- Coat of Arms
- Country: Netherlands
- Founded: 13th century
- Founder: Wouter of Egmond
- Titles: Lord, Baron, Count, Prince, Duke
- Dissolution: 17th century

= House of Egmond =

Dutch noble family

The House of Egmond or Egmont (French: Maison d'Egmond, Dutch: Huis Egmond) is named after the Dutch town of Egmond, province of North Holland, and played an important role in the Netherlands during the Middle Ages and the Early modern period. The main lines Egmond-Geldern (Dukes of Geldern and Counts of Zutphen, extinct in 1538), Egmond-Gavere (Counts of Egmont, Princes of Gavere and Steenhuyze, extinct in 1682/1714) and Egmond-Buren-Leerdam (Counts of Buren and Leerdam, extinct in 1558) had high noble, princely rank.

Besides the main and secondary lines that have died out, there were also some illegitimate lines of the family, including the Egmond van Merenstein (extinct in 1559), Egmond van Kenenburg (extinct in 1703), Egmond van de Nijenburg (Imperial Barons; extinct in 1747) and Egmond van Cranenburch. Today there are still the extramarital lines of the Imperial Counts of Geldern-Egmond (today Mirbach-Geldern-Egmond) and the Barons of IJsselstein (also IJsselstein or Ysselstein).

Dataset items

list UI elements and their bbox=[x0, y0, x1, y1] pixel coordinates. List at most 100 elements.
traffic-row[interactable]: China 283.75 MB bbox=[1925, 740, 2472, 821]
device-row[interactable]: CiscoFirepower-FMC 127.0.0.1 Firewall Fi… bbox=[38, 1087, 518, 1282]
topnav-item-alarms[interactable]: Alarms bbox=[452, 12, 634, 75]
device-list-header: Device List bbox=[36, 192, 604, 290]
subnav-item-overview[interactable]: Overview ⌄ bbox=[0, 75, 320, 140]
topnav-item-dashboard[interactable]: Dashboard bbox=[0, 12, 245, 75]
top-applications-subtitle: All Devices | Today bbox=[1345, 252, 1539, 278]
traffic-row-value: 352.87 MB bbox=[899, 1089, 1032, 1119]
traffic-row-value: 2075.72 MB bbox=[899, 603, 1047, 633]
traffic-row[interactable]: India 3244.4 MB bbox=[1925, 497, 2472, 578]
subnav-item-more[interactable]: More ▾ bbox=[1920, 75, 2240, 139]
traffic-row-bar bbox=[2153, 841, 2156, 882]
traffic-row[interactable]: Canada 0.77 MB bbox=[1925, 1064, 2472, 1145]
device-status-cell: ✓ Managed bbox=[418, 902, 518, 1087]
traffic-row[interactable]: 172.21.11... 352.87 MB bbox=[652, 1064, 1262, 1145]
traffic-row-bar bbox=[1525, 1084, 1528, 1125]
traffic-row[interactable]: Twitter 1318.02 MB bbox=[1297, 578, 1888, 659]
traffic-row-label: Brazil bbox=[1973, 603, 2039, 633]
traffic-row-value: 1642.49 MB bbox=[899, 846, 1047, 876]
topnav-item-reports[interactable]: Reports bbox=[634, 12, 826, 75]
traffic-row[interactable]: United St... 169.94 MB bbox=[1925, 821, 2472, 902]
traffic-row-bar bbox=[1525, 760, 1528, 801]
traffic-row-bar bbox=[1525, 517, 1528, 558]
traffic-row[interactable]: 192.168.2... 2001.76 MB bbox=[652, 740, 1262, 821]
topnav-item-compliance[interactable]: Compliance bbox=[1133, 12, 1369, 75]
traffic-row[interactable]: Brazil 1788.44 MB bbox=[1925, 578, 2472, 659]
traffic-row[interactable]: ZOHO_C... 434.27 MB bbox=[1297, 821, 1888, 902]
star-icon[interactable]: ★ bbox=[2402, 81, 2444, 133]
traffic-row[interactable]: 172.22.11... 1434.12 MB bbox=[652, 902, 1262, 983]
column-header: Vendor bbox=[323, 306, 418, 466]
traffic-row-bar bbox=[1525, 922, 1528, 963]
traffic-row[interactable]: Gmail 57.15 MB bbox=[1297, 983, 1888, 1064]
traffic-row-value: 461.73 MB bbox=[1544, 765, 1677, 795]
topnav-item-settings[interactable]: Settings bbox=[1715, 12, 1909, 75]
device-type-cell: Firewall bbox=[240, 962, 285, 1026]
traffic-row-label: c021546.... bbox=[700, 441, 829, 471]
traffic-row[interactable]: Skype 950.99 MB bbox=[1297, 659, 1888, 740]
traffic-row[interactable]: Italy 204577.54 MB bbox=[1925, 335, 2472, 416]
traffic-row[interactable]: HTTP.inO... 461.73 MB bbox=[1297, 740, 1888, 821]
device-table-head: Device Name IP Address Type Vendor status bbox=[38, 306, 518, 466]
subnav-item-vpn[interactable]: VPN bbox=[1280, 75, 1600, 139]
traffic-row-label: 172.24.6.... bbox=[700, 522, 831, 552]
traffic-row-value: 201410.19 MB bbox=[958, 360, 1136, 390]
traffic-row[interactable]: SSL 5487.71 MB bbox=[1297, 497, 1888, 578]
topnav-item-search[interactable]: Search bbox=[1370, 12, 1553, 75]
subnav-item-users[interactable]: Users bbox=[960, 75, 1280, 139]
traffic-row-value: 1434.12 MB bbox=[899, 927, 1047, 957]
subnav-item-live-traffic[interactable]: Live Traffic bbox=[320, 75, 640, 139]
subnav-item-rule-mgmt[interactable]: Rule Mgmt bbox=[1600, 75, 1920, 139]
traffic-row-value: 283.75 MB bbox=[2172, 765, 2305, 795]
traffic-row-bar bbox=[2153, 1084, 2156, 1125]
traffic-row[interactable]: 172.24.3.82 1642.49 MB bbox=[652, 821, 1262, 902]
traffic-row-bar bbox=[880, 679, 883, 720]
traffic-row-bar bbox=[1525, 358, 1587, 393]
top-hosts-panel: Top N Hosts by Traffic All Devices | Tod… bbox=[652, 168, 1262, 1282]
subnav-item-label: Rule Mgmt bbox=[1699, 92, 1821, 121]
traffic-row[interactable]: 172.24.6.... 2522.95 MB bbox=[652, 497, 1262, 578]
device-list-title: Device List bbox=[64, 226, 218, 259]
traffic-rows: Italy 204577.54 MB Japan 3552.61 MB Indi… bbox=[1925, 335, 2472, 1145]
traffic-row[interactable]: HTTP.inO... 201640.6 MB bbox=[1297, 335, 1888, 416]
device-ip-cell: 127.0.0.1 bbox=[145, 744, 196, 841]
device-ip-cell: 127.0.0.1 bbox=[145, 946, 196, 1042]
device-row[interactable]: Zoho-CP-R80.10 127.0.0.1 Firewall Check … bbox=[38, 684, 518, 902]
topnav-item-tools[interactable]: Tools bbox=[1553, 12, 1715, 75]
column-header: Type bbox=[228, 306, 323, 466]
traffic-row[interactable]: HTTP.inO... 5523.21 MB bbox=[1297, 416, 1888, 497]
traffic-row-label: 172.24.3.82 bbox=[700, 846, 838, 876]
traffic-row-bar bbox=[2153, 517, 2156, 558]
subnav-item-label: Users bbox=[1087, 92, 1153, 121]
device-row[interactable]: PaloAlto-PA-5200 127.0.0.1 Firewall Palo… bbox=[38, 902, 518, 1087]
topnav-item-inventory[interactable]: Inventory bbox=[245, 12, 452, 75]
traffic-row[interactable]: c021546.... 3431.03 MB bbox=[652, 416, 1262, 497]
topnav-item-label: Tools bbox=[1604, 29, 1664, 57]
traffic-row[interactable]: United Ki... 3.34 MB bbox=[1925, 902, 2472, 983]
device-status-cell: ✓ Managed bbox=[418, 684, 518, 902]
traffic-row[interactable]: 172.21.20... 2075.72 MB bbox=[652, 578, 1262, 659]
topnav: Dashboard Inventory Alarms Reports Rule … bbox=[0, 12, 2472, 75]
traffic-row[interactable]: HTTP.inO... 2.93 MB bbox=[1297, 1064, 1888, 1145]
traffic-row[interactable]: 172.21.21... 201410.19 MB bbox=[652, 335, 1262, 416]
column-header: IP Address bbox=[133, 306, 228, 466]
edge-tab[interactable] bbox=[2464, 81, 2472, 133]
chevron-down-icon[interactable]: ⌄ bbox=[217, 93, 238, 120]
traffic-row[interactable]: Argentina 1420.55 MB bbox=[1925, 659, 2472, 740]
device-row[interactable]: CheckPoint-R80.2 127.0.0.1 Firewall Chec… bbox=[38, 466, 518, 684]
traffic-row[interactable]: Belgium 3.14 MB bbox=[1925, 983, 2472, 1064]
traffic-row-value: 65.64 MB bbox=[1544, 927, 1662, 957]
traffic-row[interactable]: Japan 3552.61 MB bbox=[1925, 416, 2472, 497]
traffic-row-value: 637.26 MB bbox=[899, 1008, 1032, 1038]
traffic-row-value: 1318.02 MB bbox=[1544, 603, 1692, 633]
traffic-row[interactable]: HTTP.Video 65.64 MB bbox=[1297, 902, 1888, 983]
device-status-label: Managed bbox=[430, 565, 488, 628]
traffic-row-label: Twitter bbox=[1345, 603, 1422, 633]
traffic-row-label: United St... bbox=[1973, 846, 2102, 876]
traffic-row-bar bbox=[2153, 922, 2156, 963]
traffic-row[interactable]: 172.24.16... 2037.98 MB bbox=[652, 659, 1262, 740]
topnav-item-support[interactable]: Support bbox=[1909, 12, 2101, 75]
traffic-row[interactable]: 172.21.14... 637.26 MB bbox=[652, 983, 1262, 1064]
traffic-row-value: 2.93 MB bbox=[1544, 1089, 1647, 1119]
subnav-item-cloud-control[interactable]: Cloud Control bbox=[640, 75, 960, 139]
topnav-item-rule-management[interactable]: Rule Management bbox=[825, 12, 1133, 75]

• [YOUR TASK]
Please summarize the passage on the House of Egmond in two sentences.

• [SOLUTION TO THIS TASK]
The House of Egmond, named after the town of Egmond in North Holland, was a Dutch noble family that played an important role in the Netherlands during the Middle Ages and the early modern period, and its main lines Egmond-Geldern, Egmond-Gavere and Egmond-Buren-Leerdam held high noble, princely rank. The family also had illegitimate lines, several of which died out, while the extramarital lines of the Imperial Counts of Geldern-Egmond and the Barons of IJsselstein still exist today.